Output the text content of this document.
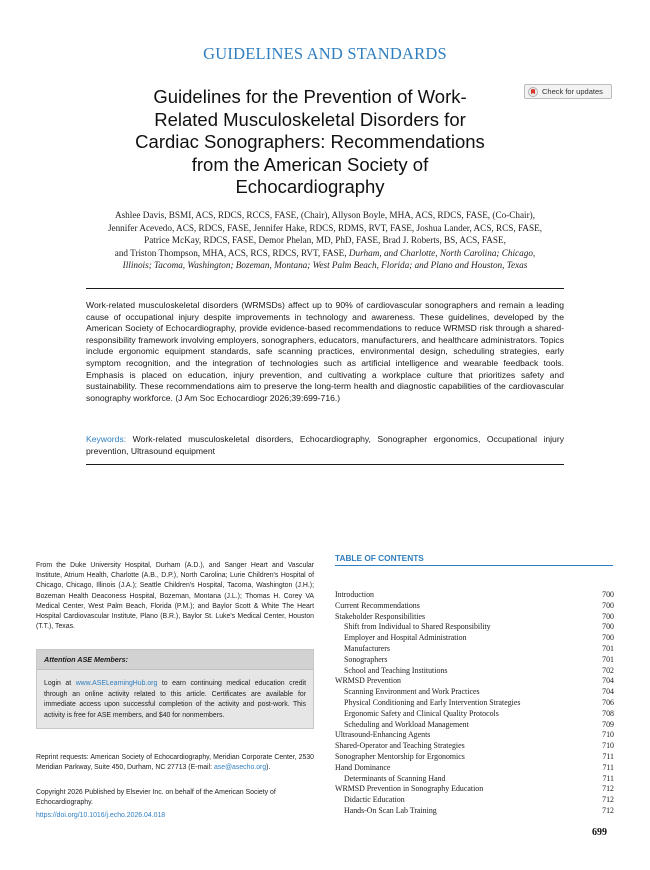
GUIDELINES AND STANDARDS
Guidelines for the Prevention of Work-
Related Musculoskeletal Disorders for
Cardiac Sonographers: Recommendations
from the American Society of
Echocardiography
Check for updates
Ashlee Davis, BSMI, ACS, RDCS, RCCS, FASE, (Chair), Allyson Boyle, MHA, ACS, RDCS, FASE, (Co-Chair),
Jennifer Acevedo, ACS, RDCS, FASE, Jennifer Hake, RDCS, RDMS, RVT, FASE, Joshua Lander, ACS, RCS, FASE,
Patrice McKay, RDCS, FASE, Demor Phelan, MD, PhD, FASE, Brad J. Roberts, BS, ACS, FASE,
and Triston Thompson, MHA, ACS, RCS, RDCS, RVT, FASE, Durham, and Charlotte, North Carolina; Chicago,
Illinois; Tacoma, Washington; Bozeman, Montana; West Palm Beach, Florida; and Plano and Houston, Texas
Work-related musculoskeletal disorders (WRMSDs) affect up to 90% of cardiovascular sonographers and remain a leading cause of occupational injury despite improvements in technology and awareness. These guidelines, developed by the American Society of Echocardiography, provide evidence-based recommendations to reduce WRMSD risk through a shared-responsibility framework involving employers, sonographers, educators, manufacturers, and healthcare administrators. Topics include ergonomic equipment standards, safe scanning practices, environmental design, scheduling strategies, early symptom recognition, and the integration of technologies such as artificial intelligence and wearable feedback tools. Emphasis is placed on education, injury prevention, and cultivating a workplace culture that prioritizes safety and sustainability. These recommendations aim to preserve the long-term health and diagnostic capabilities of the cardiovascular sonography workforce. (J Am Soc Echocardiogr 2026;39:699-716.)
Keywords: Work-related musculoskeletal disorders, Echocardiography, Sonographer ergonomics, Occupational injury prevention, Ultrasound equipment
From the Duke University Hospital, Durham (A.D.), and Sanger Heart and Vascular Institute, Atrium Health, Charlotte (A.B., D.P.), North Carolina; Lurie Children's Hospital of Chicago, Chicago, Illinois (J.A.); Seattle Children's Hospital, Tacoma, Washington (J.H.); Bozeman Health Deaconess Hospital, Bozeman, Montana (J.L.); Thomas H. Corey VA Medical Center, West Palm Beach, Florida (P.M.); and Baylor Scott & White The Heart Hospital Cardiovascular Institute, Plano (B.R.), Baylor St. Luke's Medical Center, Houston (T.T.), Texas.
Attention ASE Members:
Login at www.ASELearningHub.org to earn continuing medical education credit through an online activity related to this article. Certificates are available for immediate access upon successful completion of the activity and post-work. This activity is free for ASE members, and $40 for nonmembers.
Reprint requests: American Society of Echocardiography, Meridian Corporate Center, 2530 Meridian Parkway, Suite 450, Durham, NC 27713 (E-mail: ase@asecho.org).
Copyright 2026 Published by Elsevier Inc. on behalf of the American Society of Echocardiography.
https://doi.org/10.1016/j.echo.2026.04.018
TABLE OF CONTENTS
Introduction	700
Current Recommendations	700
Stakeholder Responsibilities	700
Shift from Individual to Shared Responsibility	700
Employer and Hospital Administration	700
Manufacturers	701
Sonographers	701
School and Teaching Institutions	702
WRMSD Prevention	704
Scanning Environment and Work Practices	704
Physical Conditioning and Early Intervention Strategies	706
Ergonomic Safety and Clinical Quality Protocols	708
Scheduling and Workload Management	709
Ultrasound-Enhancing Agents	710
Shared-Operator and Teaching Strategies	710
Sonographer Mentorship for Ergonomics	711
Hand Dominance	711
Determinants of Scanning Hand	711
WRMSD Prevention in Sonography Education	712
Didactic Education	712
Hands-On Scan Lab Training	712
699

::::::

__JOB__
Show every line where the string "Illinois" appears.

__ANSWER FOR THE TASK__
Illinois; Tacoma, Washington; Bozeman, Montana; West Palm Beach, Florida; and Plano and Houston, Texas
From the Duke University Hospital, Durham (A.D.), and Sanger Heart and Vascular Institute, Atrium Health, Charlotte (A.B., D.P.), North Carolina; Lurie Children's Hospital of Chicago, Chicago, Illinois (J.A.); Seattle Children's Hospital, Tacoma, Washington (J.H.); Bozeman Health Deaconess Hospital, Bozeman, Montana (J.L.); Thomas H. Corey VA Medical Center, West Palm Beach, Florida (P.M.); and Baylor Scott & White The Heart Hospital Cardiovascular Institute, Plano (B.R.), Baylor St. Luke's Medical Center, Houston (T.T.), Texas.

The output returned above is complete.